__AIM__
Each line that includes "JSON" counts once; give the total and nothing besides.

__Extracted records__
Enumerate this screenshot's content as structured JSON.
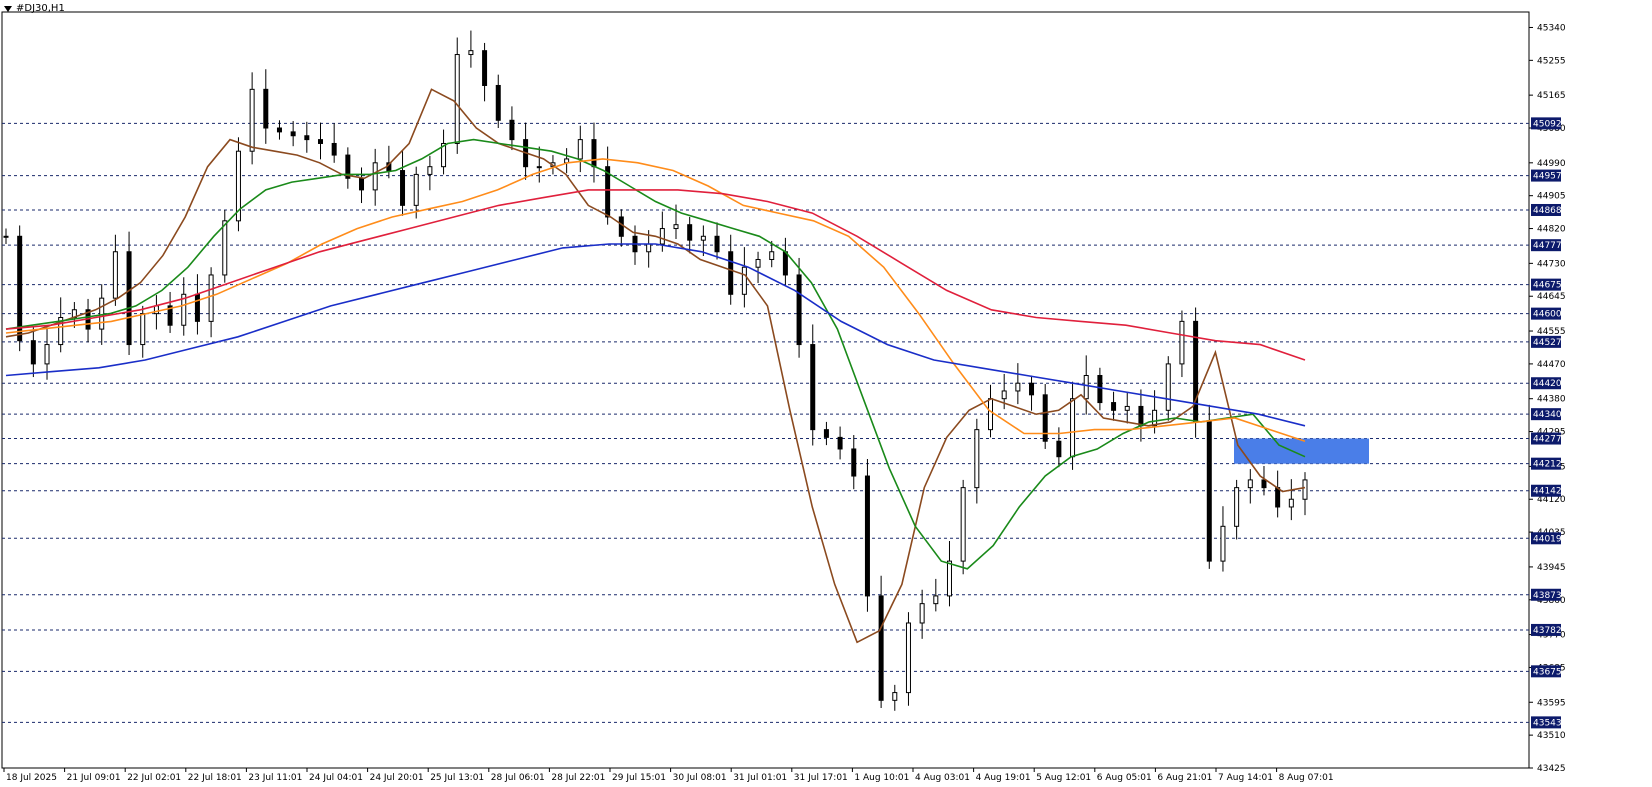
{
  "window": {
    "symbol_title": "#DJ30,H1"
  },
  "chart_data": {
    "type": "candlestick",
    "title": "#DJ30,H1",
    "ylim": [
      43425,
      45380
    ],
    "x_tick_labels": [
      "18 Jul 2025",
      "21 Jul 09:01",
      "22 Jul 02:01",
      "22 Jul 18:01",
      "23 Jul 11:01",
      "24 Jul 04:01",
      "24 Jul 20:01",
      "25 Jul 13:01",
      "28 Jul 06:01",
      "28 Jul 22:01",
      "29 Jul 15:01",
      "30 Jul 08:01",
      "31 Jul 01:01",
      "31 Jul 17:01",
      "1 Aug 10:01",
      "4 Aug 03:01",
      "4 Aug 19:01",
      "5 Aug 12:01",
      "6 Aug 05:01",
      "6 Aug 21:01",
      "7 Aug 14:01",
      "8 Aug 07:01"
    ],
    "y_tick_labels": [
      "45340",
      "45255",
      "45165",
      "45080",
      "44990",
      "44905",
      "44820",
      "44730",
      "44645",
      "44555",
      "44470",
      "44380",
      "44295",
      "44205",
      "44120",
      "44035",
      "43945",
      "43860",
      "43770",
      "43685",
      "43595",
      "43510",
      "43425"
    ],
    "horizontal_levels": [
      "45092",
      "44957",
      "44868",
      "44777",
      "44675",
      "44600",
      "44527",
      "44420",
      "44340",
      "44277",
      "44212",
      "44142",
      "44019",
      "43873",
      "43782",
      "43675",
      "43543"
    ],
    "level_tag_color": "#0c1a6b",
    "zone": {
      "from": 44212,
      "to": 44277,
      "color": "#4a7ee8"
    },
    "price_series": [
      44800,
      44530,
      44470,
      44520,
      44590,
      44610,
      44560,
      44640,
      44760,
      44520,
      44600,
      44620,
      44570,
      44650,
      44580,
      44700,
      44840,
      45020,
      45180,
      45080,
      45070,
      45060,
      45050,
      45040,
      45010,
      44950,
      44920,
      44990,
      44970,
      44880,
      44960,
      44980,
      45040,
      45270,
      45280,
      45190,
      45100,
      45050,
      44980,
      44980,
      44990,
      45000,
      45050,
      44980,
      44850,
      44800,
      44760,
      44780,
      44820,
      44830,
      44790,
      44800,
      44760,
      44650,
      44720,
      44740,
      44760,
      44700,
      44520,
      44300,
      44280,
      44250,
      44180,
      43870,
      43600,
      43620,
      43800,
      43850,
      43870,
      43960,
      44150,
      44300,
      44380,
      44400,
      44420,
      44390,
      44270,
      44230,
      44380,
      44440,
      44370,
      44350,
      44360,
      44310,
      44350,
      44470,
      44580,
      44320,
      43960,
      44050,
      44150,
      44170,
      44150,
      44100,
      44120,
      44170
    ],
    "series": [
      {
        "values": [
          44540,
          44550,
          44570,
          44590,
          44610,
          44640,
          44680,
          44750,
          44850,
          44980,
          45050,
          45030,
          45020,
          45010,
          44990,
          44960,
          44950,
          44980,
          45040,
          45180,
          45150,
          45080,
          45040,
          45020,
          45000,
          44960,
          44880,
          44850,
          44810,
          44800,
          44780,
          44740,
          44720,
          44700,
          44620,
          44350,
          44100,
          43900,
          43750,
          43780,
          43900,
          44150,
          44280,
          44350,
          44380,
          44360,
          44340,
          44350,
          44390,
          44330,
          44320,
          44310,
          44320,
          44360,
          44500,
          44260,
          44180,
          44140,
          44150
        ],
        "color": "#8b4a1f"
      },
      {
        "values": [
          44560,
          44570,
          44580,
          44590,
          44600,
          44620,
          44660,
          44720,
          44800,
          44870,
          44920,
          44940,
          44950,
          44960,
          44960,
          44970,
          45000,
          45040,
          45050,
          45040,
          45030,
          45020,
          45000,
          44970,
          44930,
          44890,
          44860,
          44840,
          44820,
          44800,
          44760,
          44680,
          44560,
          44380,
          44200,
          44050,
          43960,
          43940,
          44000,
          44100,
          44180,
          44230,
          44250,
          44290,
          44320,
          44330,
          44320,
          44330,
          44340,
          44260,
          44230
        ],
        "color": "#1a8a1a"
      },
      {
        "values": [
          44550,
          44560,
          44570,
          44580,
          44600,
          44620,
          44650,
          44690,
          44730,
          44780,
          44820,
          44850,
          44870,
          44890,
          44920,
          44960,
          44990,
          45000,
          44990,
          44970,
          44930,
          44880,
          44860,
          44840,
          44800,
          44720,
          44600,
          44470,
          44350,
          44290,
          44290,
          44300,
          44300,
          44310,
          44320,
          44330,
          44300,
          44270
        ],
        "color": "#ff8c1a"
      },
      {
        "values": [
          44560,
          44570,
          44590,
          44610,
          44640,
          44680,
          44720,
          44760,
          44790,
          44820,
          44850,
          44880,
          44900,
          44920,
          44920,
          44920,
          44910,
          44890,
          44860,
          44800,
          44730,
          44660,
          44610,
          44590,
          44580,
          44570,
          44550,
          44530,
          44520,
          44480
        ],
        "color": "#e0203c"
      },
      {
        "values": [
          44440,
          44450,
          44460,
          44480,
          44510,
          44540,
          44580,
          44620,
          44650,
          44680,
          44710,
          44740,
          44770,
          44780,
          44780,
          44760,
          44720,
          44660,
          44580,
          44520,
          44480,
          44460,
          44440,
          44420,
          44400,
          44380,
          44360,
          44340,
          44310
        ],
        "color": "#1a2ec8"
      }
    ]
  }
}
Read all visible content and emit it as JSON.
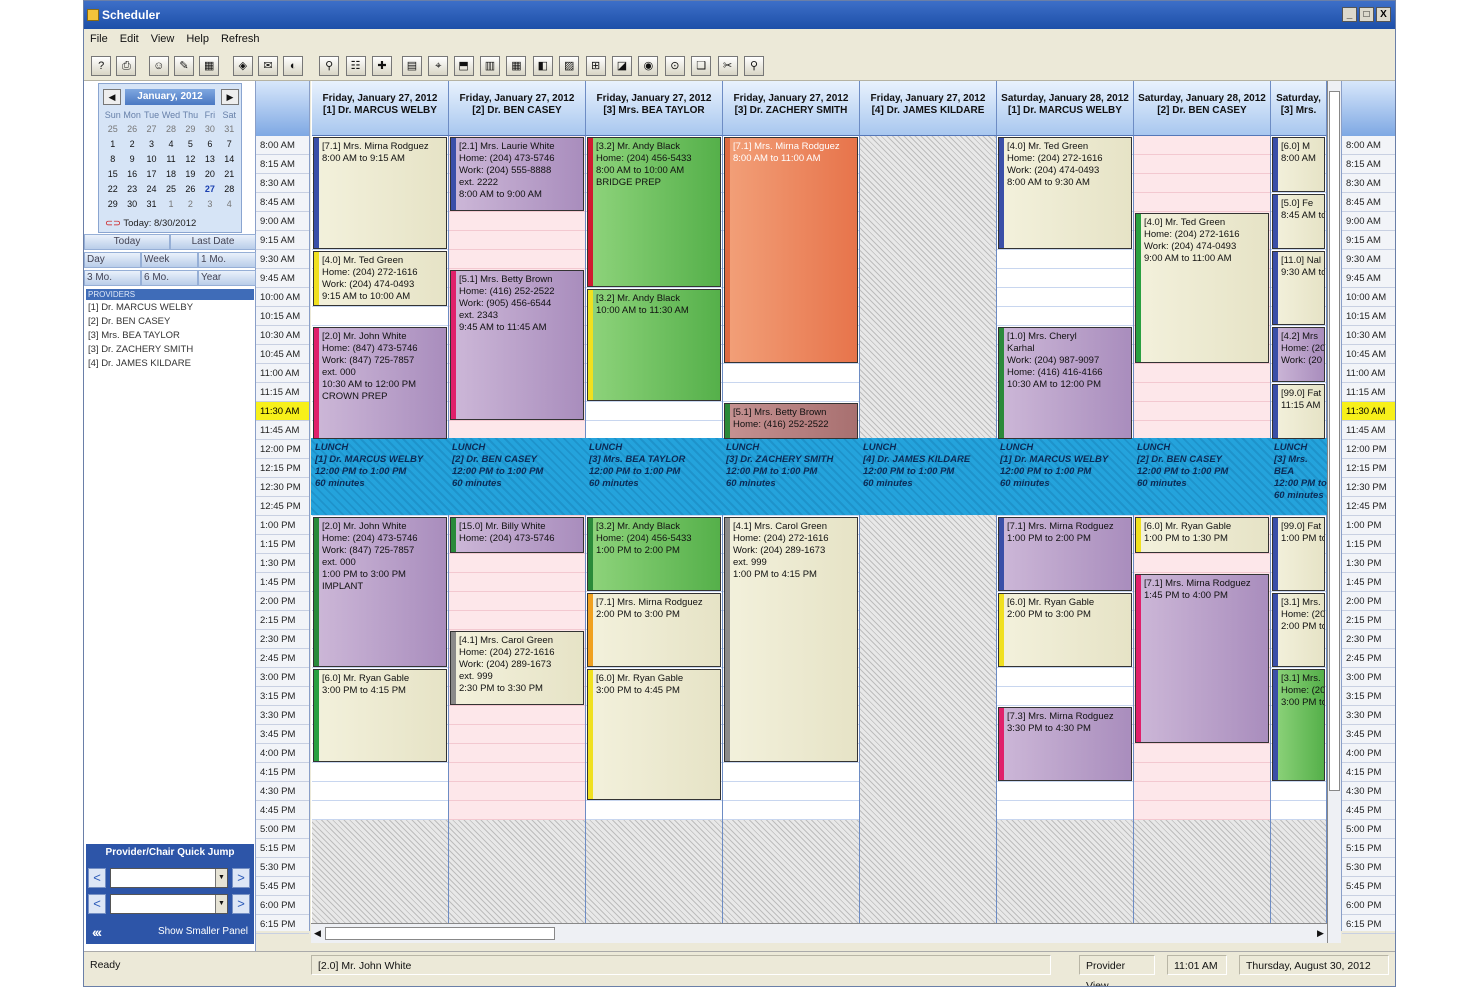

__RIGHT ANSWER__
2